Work to do: Repeat each line exactly as it is written.
**** Listing
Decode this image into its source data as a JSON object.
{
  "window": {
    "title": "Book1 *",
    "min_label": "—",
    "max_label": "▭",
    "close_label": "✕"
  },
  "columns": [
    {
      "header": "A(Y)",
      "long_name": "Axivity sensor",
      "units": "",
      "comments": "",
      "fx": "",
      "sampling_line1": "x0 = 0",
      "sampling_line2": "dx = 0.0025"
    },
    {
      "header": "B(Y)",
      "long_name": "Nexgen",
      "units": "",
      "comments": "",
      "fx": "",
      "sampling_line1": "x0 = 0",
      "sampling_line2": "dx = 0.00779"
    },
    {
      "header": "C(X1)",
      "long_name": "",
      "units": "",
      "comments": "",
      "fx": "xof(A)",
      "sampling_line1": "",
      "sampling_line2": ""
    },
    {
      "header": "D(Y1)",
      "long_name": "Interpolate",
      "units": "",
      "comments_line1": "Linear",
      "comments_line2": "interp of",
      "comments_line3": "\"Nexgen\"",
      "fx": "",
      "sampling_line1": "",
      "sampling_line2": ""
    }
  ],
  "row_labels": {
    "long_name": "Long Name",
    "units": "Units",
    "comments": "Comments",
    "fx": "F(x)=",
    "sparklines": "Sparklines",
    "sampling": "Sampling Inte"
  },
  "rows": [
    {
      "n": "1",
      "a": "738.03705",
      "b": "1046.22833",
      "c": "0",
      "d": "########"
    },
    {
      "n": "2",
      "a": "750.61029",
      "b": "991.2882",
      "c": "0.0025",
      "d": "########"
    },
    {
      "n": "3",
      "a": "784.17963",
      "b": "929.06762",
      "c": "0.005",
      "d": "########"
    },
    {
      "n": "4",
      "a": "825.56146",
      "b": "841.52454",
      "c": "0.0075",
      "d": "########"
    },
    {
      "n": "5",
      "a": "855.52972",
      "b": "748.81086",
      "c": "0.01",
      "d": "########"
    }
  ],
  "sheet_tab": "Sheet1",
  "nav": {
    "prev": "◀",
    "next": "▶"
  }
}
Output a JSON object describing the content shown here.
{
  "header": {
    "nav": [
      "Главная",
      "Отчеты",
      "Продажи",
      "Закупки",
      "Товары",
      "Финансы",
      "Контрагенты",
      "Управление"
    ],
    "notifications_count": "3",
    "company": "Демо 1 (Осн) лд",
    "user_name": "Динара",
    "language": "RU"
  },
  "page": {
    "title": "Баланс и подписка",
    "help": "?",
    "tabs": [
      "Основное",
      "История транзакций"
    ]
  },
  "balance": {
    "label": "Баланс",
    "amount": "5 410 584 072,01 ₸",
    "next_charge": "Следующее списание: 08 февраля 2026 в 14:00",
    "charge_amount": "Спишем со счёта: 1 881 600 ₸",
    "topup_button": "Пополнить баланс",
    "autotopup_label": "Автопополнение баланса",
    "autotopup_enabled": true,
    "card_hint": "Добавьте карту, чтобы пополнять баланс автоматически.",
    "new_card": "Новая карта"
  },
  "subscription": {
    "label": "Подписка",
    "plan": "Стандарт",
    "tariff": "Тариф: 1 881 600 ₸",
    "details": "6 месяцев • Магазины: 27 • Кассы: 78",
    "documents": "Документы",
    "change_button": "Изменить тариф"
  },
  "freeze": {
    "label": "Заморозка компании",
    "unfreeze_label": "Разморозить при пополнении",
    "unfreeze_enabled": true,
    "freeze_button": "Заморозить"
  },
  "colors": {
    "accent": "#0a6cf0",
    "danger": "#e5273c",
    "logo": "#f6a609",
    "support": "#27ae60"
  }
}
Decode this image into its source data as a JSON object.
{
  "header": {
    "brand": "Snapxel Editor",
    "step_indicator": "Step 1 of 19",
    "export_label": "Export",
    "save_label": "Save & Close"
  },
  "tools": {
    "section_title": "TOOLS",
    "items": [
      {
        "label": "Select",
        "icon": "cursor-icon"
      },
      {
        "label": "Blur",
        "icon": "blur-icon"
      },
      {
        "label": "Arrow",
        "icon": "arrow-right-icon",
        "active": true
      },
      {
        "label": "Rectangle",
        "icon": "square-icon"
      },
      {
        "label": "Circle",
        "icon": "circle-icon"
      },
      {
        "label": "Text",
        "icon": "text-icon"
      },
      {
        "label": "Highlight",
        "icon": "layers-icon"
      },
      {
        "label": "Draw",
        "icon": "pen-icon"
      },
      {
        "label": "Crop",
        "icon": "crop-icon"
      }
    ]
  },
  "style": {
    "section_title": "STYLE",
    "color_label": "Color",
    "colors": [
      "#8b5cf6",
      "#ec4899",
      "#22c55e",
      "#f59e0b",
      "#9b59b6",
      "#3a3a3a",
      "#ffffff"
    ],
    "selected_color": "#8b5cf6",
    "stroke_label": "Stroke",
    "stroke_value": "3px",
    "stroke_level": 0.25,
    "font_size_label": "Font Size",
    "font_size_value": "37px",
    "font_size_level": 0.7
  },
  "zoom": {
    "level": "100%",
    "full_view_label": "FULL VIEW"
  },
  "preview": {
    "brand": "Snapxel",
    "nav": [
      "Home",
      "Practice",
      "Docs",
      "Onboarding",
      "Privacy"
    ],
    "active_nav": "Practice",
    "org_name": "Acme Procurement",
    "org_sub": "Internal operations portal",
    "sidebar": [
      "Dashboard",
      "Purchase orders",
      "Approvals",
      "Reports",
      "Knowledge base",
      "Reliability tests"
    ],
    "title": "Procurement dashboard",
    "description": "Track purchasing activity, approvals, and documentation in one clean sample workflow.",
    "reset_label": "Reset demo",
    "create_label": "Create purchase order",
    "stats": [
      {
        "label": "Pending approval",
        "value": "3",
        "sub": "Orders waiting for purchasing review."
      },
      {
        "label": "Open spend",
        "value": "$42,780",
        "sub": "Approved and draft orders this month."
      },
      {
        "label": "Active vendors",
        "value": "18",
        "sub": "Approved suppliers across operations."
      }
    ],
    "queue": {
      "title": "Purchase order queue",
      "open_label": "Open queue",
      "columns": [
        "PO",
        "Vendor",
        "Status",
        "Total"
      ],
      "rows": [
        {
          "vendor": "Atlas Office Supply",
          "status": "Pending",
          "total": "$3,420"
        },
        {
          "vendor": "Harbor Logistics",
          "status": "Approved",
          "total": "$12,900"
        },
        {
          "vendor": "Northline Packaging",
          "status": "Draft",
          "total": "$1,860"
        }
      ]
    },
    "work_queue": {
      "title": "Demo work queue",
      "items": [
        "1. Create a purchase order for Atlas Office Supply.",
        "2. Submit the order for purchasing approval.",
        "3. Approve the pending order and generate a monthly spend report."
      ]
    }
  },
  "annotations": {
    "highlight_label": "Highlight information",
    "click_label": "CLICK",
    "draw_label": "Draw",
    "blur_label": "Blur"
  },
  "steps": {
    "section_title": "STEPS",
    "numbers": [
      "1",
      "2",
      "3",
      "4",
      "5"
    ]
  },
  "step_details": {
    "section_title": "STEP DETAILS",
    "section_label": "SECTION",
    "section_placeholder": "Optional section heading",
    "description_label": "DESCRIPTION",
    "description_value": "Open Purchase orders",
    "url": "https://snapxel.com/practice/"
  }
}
********
Result of this exercise:
Decode this image into its source data as a JSON object.
{
  "window": {
    "title": "Book1 *",
    "min_label": "—",
    "max_label": "▭",
    "close_label": "✕"
  },
  "columns": [
    {
      "header": "A(Y)",
      "long_name": "Axivity sensor",
      "units": "",
      "comments": "",
      "fx": "",
      "sampling_line1": "x0 = 0",
      "sampling_line2": "dx = 0.0025"
    },
    {
      "header": "B(Y)",
      "long_name": "Nexgen",
      "units": "",
      "comments": "",
      "fx": "",
      "sampling_line1": "x0 = 0",
      "sampling_line2": "dx = 0.00779"
    },
    {
      "header": "C(X1)",
      "long_name": "",
      "units": "",
      "comments": "",
      "fx": "xof(A)",
      "sampling_line1": "",
      "sampling_line2": ""
    },
    {
      "header": "D(Y1)",
      "long_name": "Interpolate",
      "units": "",
      "comments_line1": "Linear",
      "comments_line2": "interp of",
      "comments_line3": "\"Nexgen\"",
      "fx": "",
      "sampling_line1": "",
      "sampling_line2": ""
    }
  ],
  "row_labels": {
    "long_name": "Long Name",
    "units": "Units",
    "comments": "Comments",
    "fx": "F(x)=",
    "sparklines": "Sparklines",
    "sampling": "Sampling Inte"
  },
  "rows": [
    {
      "n": "1",
      "a": "738.03705",
      "b": "1046.22833",
      "c": "0",
      "d": "########"
    },
    {
      "n": "2",
      "a": "750.61029",
      "b": "991.2882",
      "c": "0.0025",
      "d": "########"
    },
    {
      "n": "3",
      "a": "784.17963",
      "b": "929.06762",
      "c": "0.005",
      "d": "########"
    },
    {
      "n": "4",
      "a": "825.56146",
      "b": "841.52454",
      "c": "0.0075",
      "d": "########"
    },
    {
      "n": "5",
      "a": "855.52972",
      "b": "748.81086",
      "c": "0.01",
      "d": "########"
    }
  ],
  "sheet_tab": "Sheet1",
  "nav": {
    "prev": "◀",
    "next": "▶"
  }
}
Output a JSON object describing the content shown here.
{
  "header": {
    "nav": [
      "Главная",
      "Отчеты",
      "Продажи",
      "Закупки",
      "Товары",
      "Финансы",
      "Контрагенты",
      "Управление"
    ],
    "notifications_count": "3",
    "company": "Демо 1 (Осн) лд",
    "user_name": "Динара",
    "language": "RU"
  },
  "page": {
    "title": "Баланс и подписка",
    "help": "?",
    "tabs": [
      "Основное",
      "История транзакций"
    ]
  },
  "balance": {
    "label": "Баланс",
    "amount": "5 410 584 072,01 ₸",
    "next_charge": "Следующее списание: 08 февраля 2026 в 14:00",
    "charge_amount": "Спишем со счёта: 1 881 600 ₸",
    "topup_button": "Пополнить баланс",
    "autotopup_label": "Автопополнение баланса",
    "autotopup_enabled": true,
    "card_hint": "Добавьте карту, чтобы пополнять баланс автоматически.",
    "new_card": "Новая карта"
  },
  "subscription": {
    "label": "Подписка",
    "plan": "Стандарт",
    "tariff": "Тариф: 1 881 600 ₸",
    "details": "6 месяцев • Магазины: 27 • Кассы: 78",
    "documents": "Документы",
    "change_button": "Изменить тариф"
  },
  "freeze": {
    "label": "Заморозка компании",
    "unfreeze_label": "Разморозить при пополнении",
    "unfreeze_enabled": true,
    "freeze_button": "Заморозить"
  },
  "colors": {
    "accent": "#0a6cf0",
    "danger": "#e5273c",
    "logo": "#f6a609",
    "support": "#27ae60"
  }
}
Decode this image into its source data as a JSON object.
{
  "header": {
    "brand": "Snapxel Editor",
    "step_indicator": "Step 1 of 19",
    "export_label": "Export",
    "save_label": "Save & Close"
  },
  "tools": {
    "section_title": "TOOLS",
    "items": [
      {
        "label": "Select",
        "icon": "cursor-icon"
      },
      {
        "label": "Blur",
        "icon": "blur-icon"
      },
      {
        "label": "Arrow",
        "icon": "arrow-right-icon",
        "active": true
      },
      {
        "label": "Rectangle",
        "icon": "square-icon"
      },
      {
        "label": "Circle",
        "icon": "circle-icon"
      },
      {
        "label": "Text",
        "icon": "text-icon"
      },
      {
        "label": "Highlight",
        "icon": "layers-icon"
      },
      {
        "label": "Draw",
        "icon": "pen-icon"
      },
      {
        "label": "Crop",
        "icon": "crop-icon"
      }
    ]
  },
  "style": {
    "section_title": "STYLE",
    "color_label": "Color",
    "colors": [
      "#8b5cf6",
      "#ec4899",
      "#22c55e",
      "#f59e0b",
      "#9b59b6",
      "#3a3a3a",
      "#ffffff"
    ],
    "selected_color": "#8b5cf6",
    "stroke_label": "Stroke",
    "stroke_value": "3px",
    "stroke_level": 0.25,
    "font_size_label": "Font Size",
    "font_size_value": "37px",
    "font_size_level": 0.7
  },
  "zoom": {
    "level": "100%",
    "full_view_label": "FULL VIEW"
  },
  "preview": {
    "brand": "Snapxel",
    "nav": [
      "Home",
      "Practice",
      "Docs",
      "Onboarding",
      "Privacy"
    ],
    "active_nav": "Practice",
    "org_name": "Acme Procurement",
    "org_sub": "Internal operations portal",
    "sidebar": [
      "Dashboard",
      "Purchase orders",
      "Approvals",
      "Reports",
      "Knowledge base",
      "Reliability tests"
    ],
    "title": "Procurement dashboard",
    "description": "Track purchasing activity, approvals, and documentation in one clean sample workflow.",
    "reset_label": "Reset demo",
    "create_label": "Create purchase order",
    "stats": [
      {
        "label": "Pending approval",
        "value": "3",
        "sub": "Orders waiting for purchasing review."
      },
      {
        "label": "Open spend",
        "value": "$42,780",
        "sub": "Approved and draft orders this month."
      },
      {
        "label": "Active vendors",
        "value": "18",
        "sub": "Approved suppliers across operations."
      }
    ],
    "queue": {
      "title": "Purchase order queue",
      "open_label": "Open queue",
      "columns": [
        "PO",
        "Vendor",
        "Status",
        "Total"
      ],
      "rows": [
        {
          "vendor": "Atlas Office Supply",
          "status": "Pending",
          "total": "$3,420"
        },
        {
          "vendor": "Harbor Logistics",
          "status": "Approved",
          "total": "$12,900"
        },
        {
          "vendor": "Northline Packaging",
          "status": "Draft",
          "total": "$1,860"
        }
      ]
    },
    "work_queue": {
      "title": "Demo work queue",
      "items": [
        "1. Create a purchase order for Atlas Office Supply.",
        "2. Submit the order for purchasing approval.",
        "3. Approve the pending order and generate a monthly spend report."
      ]
    }
  },
  "annotations": {
    "highlight_label": "Highlight information",
    "click_label": "CLICK",
    "draw_label": "Draw",
    "blur_label": "Blur"
  },
  "steps": {
    "section_title": "STEPS",
    "numbers": [
      "1",
      "2",
      "3",
      "4",
      "5"
    ]
  },
  "step_details": {
    "section_title": "STEP DETAILS",
    "section_label": "SECTION",
    "section_placeholder": "Optional section heading",
    "description_label": "DESCRIPTION",
    "description_value": "Open Purchase orders",
    "url": "https://snapxel.com/practice/"
  }
}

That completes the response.